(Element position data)

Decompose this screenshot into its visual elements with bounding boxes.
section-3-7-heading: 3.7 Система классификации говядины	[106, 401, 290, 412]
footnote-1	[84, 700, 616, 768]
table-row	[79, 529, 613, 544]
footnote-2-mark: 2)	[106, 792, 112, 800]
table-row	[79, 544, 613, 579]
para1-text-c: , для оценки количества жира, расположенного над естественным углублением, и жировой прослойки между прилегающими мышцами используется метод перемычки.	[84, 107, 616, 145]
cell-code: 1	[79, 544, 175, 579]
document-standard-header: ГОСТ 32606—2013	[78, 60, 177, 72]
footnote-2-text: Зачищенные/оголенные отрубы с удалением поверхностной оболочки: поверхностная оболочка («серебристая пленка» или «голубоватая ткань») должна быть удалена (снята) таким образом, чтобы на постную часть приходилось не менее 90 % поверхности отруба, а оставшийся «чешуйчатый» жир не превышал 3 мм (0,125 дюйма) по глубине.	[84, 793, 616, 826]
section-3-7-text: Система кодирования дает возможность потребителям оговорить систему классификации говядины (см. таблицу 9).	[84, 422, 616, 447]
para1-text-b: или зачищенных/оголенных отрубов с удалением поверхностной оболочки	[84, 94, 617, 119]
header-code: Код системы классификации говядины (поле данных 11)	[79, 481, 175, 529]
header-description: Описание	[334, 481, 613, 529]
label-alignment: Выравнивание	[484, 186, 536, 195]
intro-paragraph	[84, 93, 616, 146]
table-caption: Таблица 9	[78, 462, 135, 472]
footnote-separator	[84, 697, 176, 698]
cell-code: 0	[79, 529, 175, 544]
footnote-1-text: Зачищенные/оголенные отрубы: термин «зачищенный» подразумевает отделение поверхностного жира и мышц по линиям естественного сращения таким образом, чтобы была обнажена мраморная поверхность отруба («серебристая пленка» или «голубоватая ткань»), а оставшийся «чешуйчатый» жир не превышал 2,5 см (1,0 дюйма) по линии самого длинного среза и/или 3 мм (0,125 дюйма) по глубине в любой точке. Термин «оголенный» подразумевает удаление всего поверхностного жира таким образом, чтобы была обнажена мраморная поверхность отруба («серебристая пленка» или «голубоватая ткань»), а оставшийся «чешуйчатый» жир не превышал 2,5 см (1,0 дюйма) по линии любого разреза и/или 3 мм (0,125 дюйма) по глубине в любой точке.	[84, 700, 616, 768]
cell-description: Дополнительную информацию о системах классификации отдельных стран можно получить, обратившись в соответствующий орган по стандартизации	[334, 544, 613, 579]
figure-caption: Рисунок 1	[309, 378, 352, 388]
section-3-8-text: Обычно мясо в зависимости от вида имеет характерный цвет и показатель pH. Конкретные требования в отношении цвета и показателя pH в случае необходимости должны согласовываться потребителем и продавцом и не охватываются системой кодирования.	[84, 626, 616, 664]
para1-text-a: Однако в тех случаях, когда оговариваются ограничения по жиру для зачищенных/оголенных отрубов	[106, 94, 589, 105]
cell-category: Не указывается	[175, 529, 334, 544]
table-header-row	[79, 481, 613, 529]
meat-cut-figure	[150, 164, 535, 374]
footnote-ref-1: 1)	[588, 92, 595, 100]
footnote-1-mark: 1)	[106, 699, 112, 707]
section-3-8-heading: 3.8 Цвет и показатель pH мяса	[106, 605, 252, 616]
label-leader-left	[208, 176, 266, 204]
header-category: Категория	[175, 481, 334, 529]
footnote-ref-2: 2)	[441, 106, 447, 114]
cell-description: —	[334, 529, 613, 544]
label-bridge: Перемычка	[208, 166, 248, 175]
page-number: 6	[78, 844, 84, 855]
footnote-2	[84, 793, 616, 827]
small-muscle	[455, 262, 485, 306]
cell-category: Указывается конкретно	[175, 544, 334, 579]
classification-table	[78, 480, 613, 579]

* _PROBLEM TO SOLVE_
Show each line of the listing that contains the string "Зачищенные", matching case exactly.

* _THE COMPLETED TASK_
footnote-2-text: Зачищенные/оголенные отрубы с удалением поверхностной оболочки: поверхностная оболочка («серебристая пленка» или «голубоватая ткань») должна быть удалена (снята) таким образом, чтобы на постную часть приходилось не менее 90 % поверхности отруба, а оставшийся «чешуйчатый» жир не превышал 3 мм (0,125 дюйма) по глубине.	[84, 793, 616, 826]
footnote-1-text: Зачищенные/оголенные отрубы: термин «зачищенный» подразумевает отделение поверхностного жира и мышц по линиям естественного сращения таким образом, чтобы была обнажена мраморная поверхность отруба («серебристая пленка» или «голубоватая ткань»), а оставшийся «чешуйчатый» жир не превышал 2,5 см (1,0 дюйма) по линии самого длинного среза и/или 3 мм (0,125 дюйма) по глубине в любой точке. Термин «оголенный» подразумевает удаление всего поверхностного жира таким образом, чтобы была обнажена мраморная поверхность отруба («серебристая пленка» или «голубоватая ткань»), а оставшийся «чешуйчатый» жир не превышал 2,5 см (1,0 дюйма) по линии любого разреза и/или 3 мм (0,125 дюйма) по глубине в любой точке.	[84, 700, 616, 768]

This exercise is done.